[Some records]
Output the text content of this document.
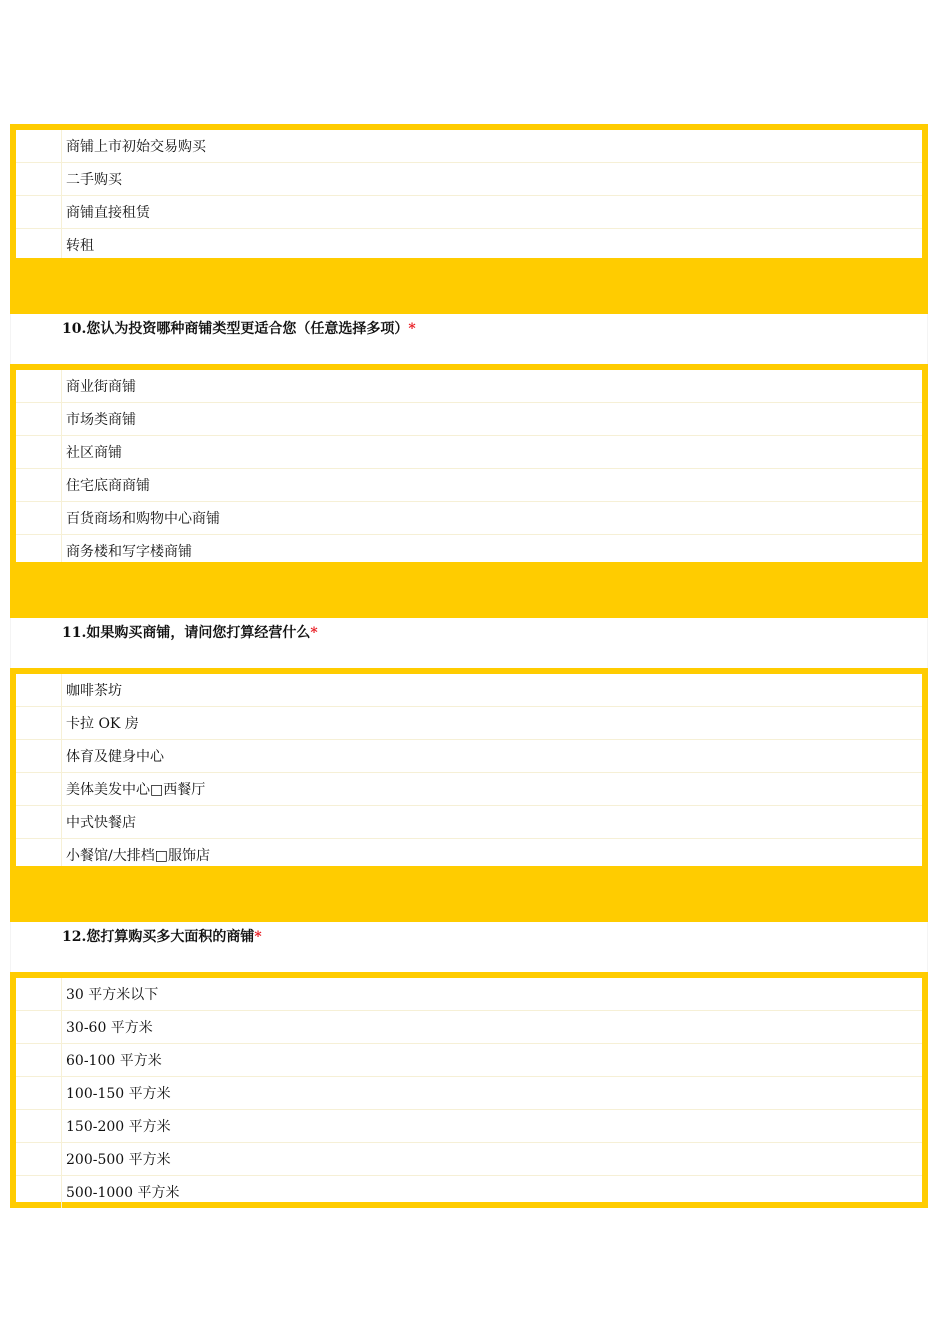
商铺上市初始交易购买
二手购买
商铺直接租赁
转租
10.您认为投资哪种商铺类型更适合您（任意选择多项）*
商业街商铺
市场类商铺
社区商铺
住宅底商商铺
百货商场和购物中心商铺
商务楼和写字楼商铺
11.如果购买商铺，请问您打算经营什么*
咖啡茶坊
卡拉 OK 房
体育及健身中心
美体美发中心□西餐厅
中式快餐店
小餐馆/大排档□服饰店
12.您打算购买多大面积的商铺*
30 平方米以下
30-60 平方米
60-100 平方米
100-150 平方米
150-200 平方米
200-500 平方米
500-1000 平方米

| Objective |
Leave out all images, then reproduce the entries above exactly.

| Solution for this task |
Output the text content of this document.
商铺上市初始交易购买
二手购买
商铺直接租赁
转租
10.您认为投资哪种商铺类型更适合您（任意选择多项）*
商业街商铺
市场类商铺
社区商铺
住宅底商商铺
百货商场和购物中心商铺
商务楼和写字楼商铺
11.如果购买商铺，请问您打算经营什么*
咖啡茶坊
卡拉 OK 房
体育及健身中心
美体美发中心□西餐厅
中式快餐店
小餐馆/大排档□服饰店
12.您打算购买多大面积的商铺*
30 平方米以下
30-60 平方米
60-100 平方米
100-150 平方米
150-200 平方米
200-500 平方米
500-1000 平方米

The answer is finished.